| What to produce |
Repeat every record below exactly, but leave out any pictures.

| Saved entries |

"""

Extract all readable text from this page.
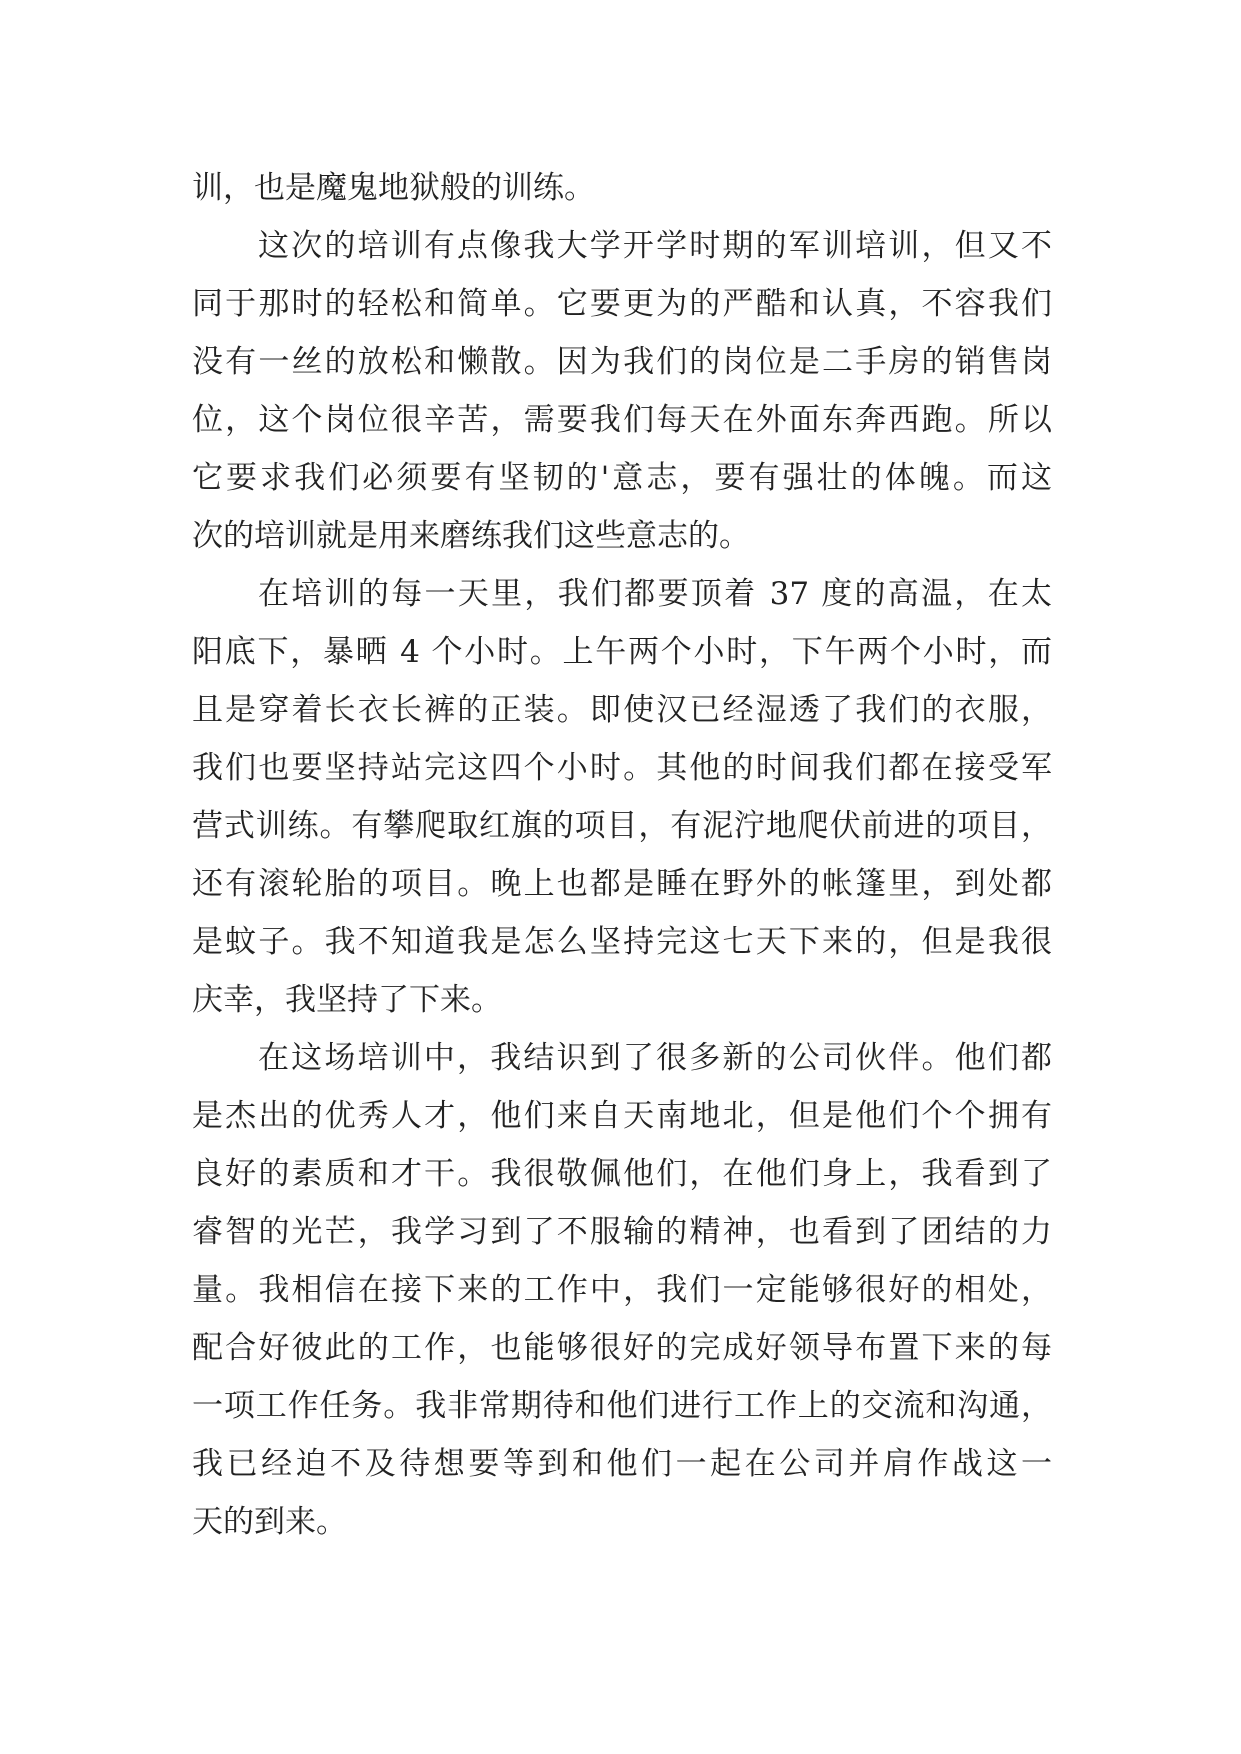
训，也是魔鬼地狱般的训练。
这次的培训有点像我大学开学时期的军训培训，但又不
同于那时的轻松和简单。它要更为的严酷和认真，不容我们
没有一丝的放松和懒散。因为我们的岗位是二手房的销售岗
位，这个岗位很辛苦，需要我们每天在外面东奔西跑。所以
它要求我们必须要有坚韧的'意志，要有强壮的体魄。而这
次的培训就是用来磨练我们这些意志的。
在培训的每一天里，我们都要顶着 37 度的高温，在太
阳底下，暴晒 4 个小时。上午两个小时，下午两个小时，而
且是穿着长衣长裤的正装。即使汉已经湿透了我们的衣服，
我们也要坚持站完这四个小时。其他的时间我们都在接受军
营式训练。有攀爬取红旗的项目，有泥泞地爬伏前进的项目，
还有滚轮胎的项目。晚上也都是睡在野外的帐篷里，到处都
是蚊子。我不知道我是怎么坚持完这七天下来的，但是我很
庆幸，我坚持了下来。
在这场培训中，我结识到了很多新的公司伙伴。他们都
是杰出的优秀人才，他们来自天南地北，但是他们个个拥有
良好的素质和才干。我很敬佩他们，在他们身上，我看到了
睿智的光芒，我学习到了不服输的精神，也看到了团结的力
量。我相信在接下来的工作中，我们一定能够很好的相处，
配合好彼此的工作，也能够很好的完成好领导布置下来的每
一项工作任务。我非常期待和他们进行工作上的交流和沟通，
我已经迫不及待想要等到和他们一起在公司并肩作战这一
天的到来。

"""

| The completed task |
Extract all readable text from this page.
训，也是魔鬼地狱般的训练。
这次的培训有点像我大学开学时期的军训培训，但又不
同于那时的轻松和简单。它要更为的严酷和认真，不容我们
没有一丝的放松和懒散。因为我们的岗位是二手房的销售岗
位，这个岗位很辛苦，需要我们每天在外面东奔西跑。所以
它要求我们必须要有坚韧的'意志，要有强壮的体魄。而这
次的培训就是用来磨练我们这些意志的。
在培训的每一天里，我们都要顶着 37 度的高温，在太
阳底下，暴晒 4 个小时。上午两个小时，下午两个小时，而
且是穿着长衣长裤的正装。即使汉已经湿透了我们的衣服，
我们也要坚持站完这四个小时。其他的时间我们都在接受军
营式训练。有攀爬取红旗的项目，有泥泞地爬伏前进的项目，
还有滚轮胎的项目。晚上也都是睡在野外的帐篷里，到处都
是蚊子。我不知道我是怎么坚持完这七天下来的，但是我很
庆幸，我坚持了下来。
在这场培训中，我结识到了很多新的公司伙伴。他们都
是杰出的优秀人才，他们来自天南地北，但是他们个个拥有
良好的素质和才干。我很敬佩他们，在他们身上，我看到了
睿智的光芒，我学习到了不服输的精神，也看到了团结的力
量。我相信在接下来的工作中，我们一定能够很好的相处，
配合好彼此的工作，也能够很好的完成好领导布置下来的每
一项工作任务。我非常期待和他们进行工作上的交流和沟通，
我已经迫不及待想要等到和他们一起在公司并肩作战这一
天的到来。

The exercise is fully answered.